■ STATED PROBLEM ■
Set out each line from the following listing that includes the word "What".

■ EXERCISE MATERIAL ■
** BEGIN **
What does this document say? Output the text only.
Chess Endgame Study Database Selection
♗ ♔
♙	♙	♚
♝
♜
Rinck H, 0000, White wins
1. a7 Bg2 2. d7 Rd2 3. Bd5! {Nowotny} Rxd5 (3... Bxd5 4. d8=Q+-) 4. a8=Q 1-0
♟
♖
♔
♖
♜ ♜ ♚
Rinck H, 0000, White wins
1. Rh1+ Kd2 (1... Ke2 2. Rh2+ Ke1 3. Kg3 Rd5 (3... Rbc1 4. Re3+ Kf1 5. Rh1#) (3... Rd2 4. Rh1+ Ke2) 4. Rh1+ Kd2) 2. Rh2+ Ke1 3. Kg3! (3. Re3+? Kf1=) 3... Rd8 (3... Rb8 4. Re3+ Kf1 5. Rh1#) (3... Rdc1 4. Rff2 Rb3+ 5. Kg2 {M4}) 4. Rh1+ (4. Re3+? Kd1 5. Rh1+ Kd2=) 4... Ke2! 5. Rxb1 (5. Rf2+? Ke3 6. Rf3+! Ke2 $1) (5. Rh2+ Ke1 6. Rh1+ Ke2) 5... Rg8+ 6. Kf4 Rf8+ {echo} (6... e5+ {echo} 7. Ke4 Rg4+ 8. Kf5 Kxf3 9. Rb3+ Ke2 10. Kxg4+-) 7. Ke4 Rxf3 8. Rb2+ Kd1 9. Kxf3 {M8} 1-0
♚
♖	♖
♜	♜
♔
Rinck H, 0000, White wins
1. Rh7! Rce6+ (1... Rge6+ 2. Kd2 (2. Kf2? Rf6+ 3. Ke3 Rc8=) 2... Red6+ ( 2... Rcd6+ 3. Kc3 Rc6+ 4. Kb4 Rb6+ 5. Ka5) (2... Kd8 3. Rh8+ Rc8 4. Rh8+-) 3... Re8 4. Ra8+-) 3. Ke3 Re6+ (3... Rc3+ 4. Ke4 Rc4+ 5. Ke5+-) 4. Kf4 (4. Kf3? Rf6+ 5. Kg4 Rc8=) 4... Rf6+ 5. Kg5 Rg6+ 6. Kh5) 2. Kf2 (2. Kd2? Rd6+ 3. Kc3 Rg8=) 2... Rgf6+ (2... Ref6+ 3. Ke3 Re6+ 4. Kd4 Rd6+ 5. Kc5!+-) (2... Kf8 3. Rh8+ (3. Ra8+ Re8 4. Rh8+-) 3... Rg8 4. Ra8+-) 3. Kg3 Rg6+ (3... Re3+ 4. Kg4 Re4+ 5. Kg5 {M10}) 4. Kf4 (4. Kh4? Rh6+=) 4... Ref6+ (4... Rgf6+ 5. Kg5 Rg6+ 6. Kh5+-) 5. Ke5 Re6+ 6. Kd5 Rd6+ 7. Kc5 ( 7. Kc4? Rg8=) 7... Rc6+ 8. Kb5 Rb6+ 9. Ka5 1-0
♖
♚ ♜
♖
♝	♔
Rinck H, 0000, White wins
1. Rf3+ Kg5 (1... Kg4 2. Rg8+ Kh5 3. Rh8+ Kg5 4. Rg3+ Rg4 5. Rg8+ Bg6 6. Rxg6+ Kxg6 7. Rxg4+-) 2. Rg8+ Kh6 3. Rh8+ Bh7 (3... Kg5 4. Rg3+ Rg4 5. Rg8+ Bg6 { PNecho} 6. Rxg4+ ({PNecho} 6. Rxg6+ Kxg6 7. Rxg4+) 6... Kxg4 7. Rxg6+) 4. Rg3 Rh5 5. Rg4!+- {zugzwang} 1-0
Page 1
** END **
** BEGIN **
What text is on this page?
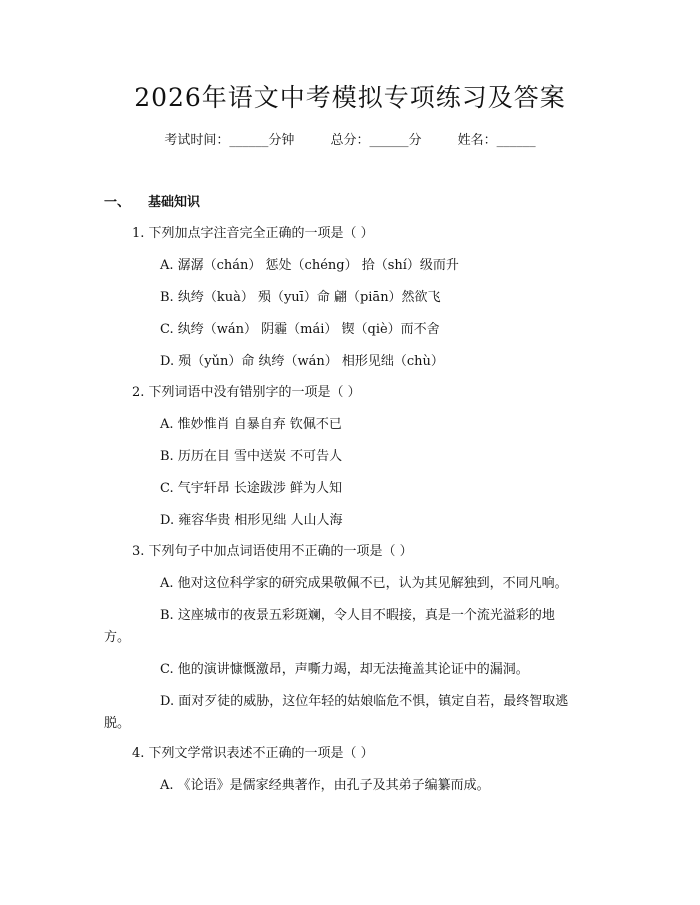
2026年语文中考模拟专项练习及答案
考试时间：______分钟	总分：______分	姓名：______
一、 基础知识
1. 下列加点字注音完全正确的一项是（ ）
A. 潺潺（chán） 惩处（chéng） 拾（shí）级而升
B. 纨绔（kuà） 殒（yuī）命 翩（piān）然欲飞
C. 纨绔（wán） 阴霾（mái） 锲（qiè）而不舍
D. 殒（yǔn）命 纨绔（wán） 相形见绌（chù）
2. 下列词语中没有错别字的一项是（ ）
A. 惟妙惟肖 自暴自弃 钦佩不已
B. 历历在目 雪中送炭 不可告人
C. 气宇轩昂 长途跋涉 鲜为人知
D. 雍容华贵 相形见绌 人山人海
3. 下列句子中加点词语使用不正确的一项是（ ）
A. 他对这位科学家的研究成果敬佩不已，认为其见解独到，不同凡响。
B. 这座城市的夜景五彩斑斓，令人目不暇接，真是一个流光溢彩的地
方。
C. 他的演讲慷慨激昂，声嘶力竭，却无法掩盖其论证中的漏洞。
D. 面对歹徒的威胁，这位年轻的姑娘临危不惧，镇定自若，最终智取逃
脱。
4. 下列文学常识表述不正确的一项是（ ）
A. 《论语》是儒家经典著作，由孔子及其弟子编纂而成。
** END **
** BEGIN **
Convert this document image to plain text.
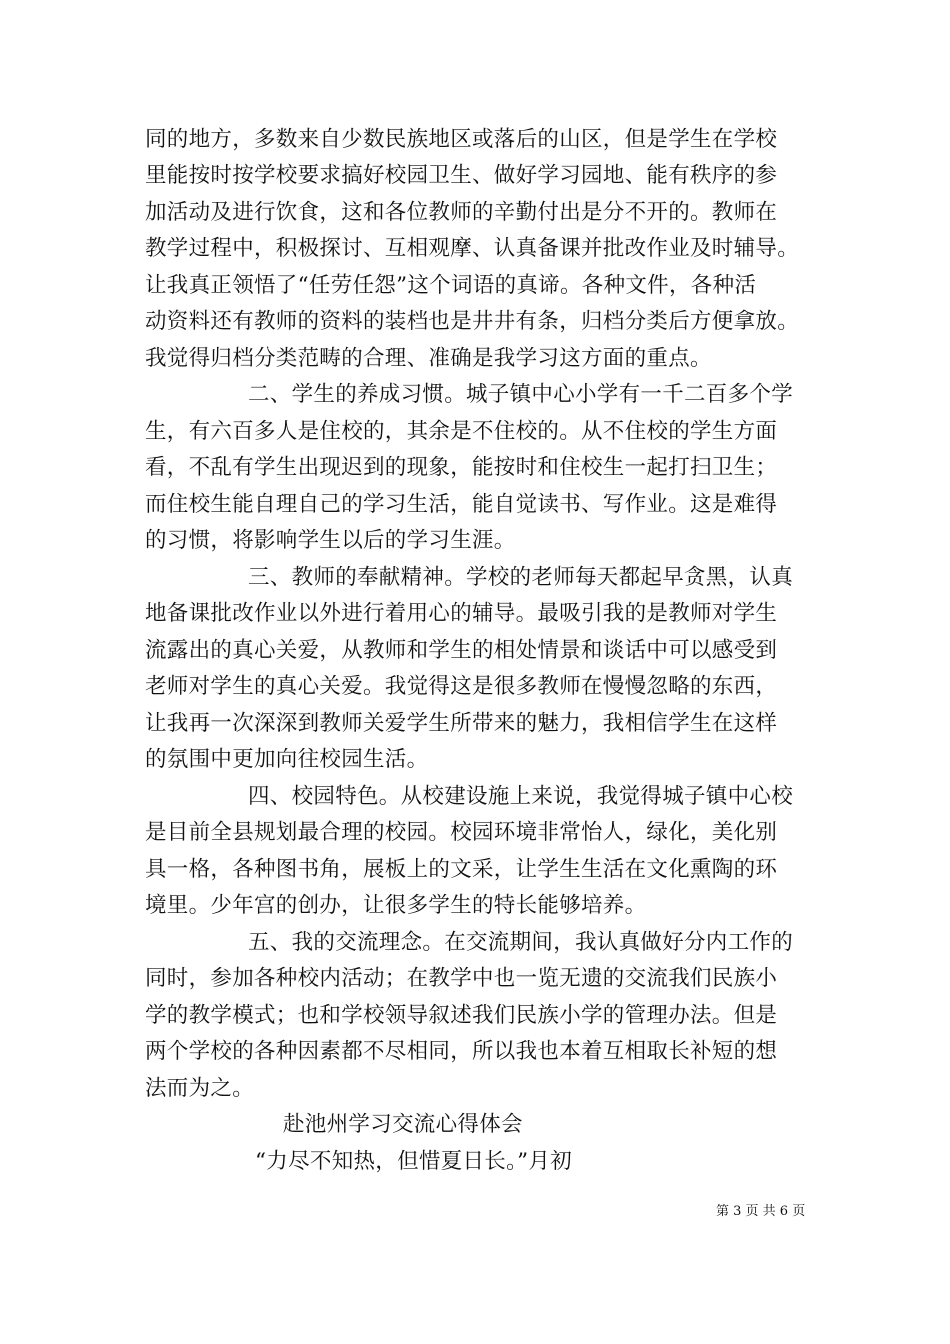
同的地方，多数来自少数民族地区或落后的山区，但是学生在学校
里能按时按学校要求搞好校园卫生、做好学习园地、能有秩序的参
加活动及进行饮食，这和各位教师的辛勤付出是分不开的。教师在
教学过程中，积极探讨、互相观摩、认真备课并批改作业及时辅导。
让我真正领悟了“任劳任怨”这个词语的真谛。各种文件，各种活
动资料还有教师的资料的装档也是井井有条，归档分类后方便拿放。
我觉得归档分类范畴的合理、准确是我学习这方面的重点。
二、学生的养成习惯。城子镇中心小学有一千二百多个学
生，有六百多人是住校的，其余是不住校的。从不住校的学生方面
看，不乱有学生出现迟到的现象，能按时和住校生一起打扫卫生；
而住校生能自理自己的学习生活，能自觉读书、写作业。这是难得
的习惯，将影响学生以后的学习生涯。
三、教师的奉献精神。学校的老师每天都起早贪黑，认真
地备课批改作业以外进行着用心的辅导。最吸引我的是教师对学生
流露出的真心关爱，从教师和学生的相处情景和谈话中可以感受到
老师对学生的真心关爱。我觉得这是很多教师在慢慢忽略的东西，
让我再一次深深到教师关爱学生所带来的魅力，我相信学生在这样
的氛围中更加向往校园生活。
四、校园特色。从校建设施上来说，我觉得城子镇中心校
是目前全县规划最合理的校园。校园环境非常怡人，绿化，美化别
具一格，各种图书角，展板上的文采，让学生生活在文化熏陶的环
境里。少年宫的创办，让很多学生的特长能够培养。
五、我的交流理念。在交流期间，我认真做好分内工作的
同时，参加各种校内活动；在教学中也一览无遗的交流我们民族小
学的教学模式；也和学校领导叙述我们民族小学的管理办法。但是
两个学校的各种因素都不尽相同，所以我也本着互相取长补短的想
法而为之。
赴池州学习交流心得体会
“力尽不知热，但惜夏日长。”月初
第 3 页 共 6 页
** END **
■ COMPLETE ANSWER ■
What does this document say? Output the text only.
What text is on this page?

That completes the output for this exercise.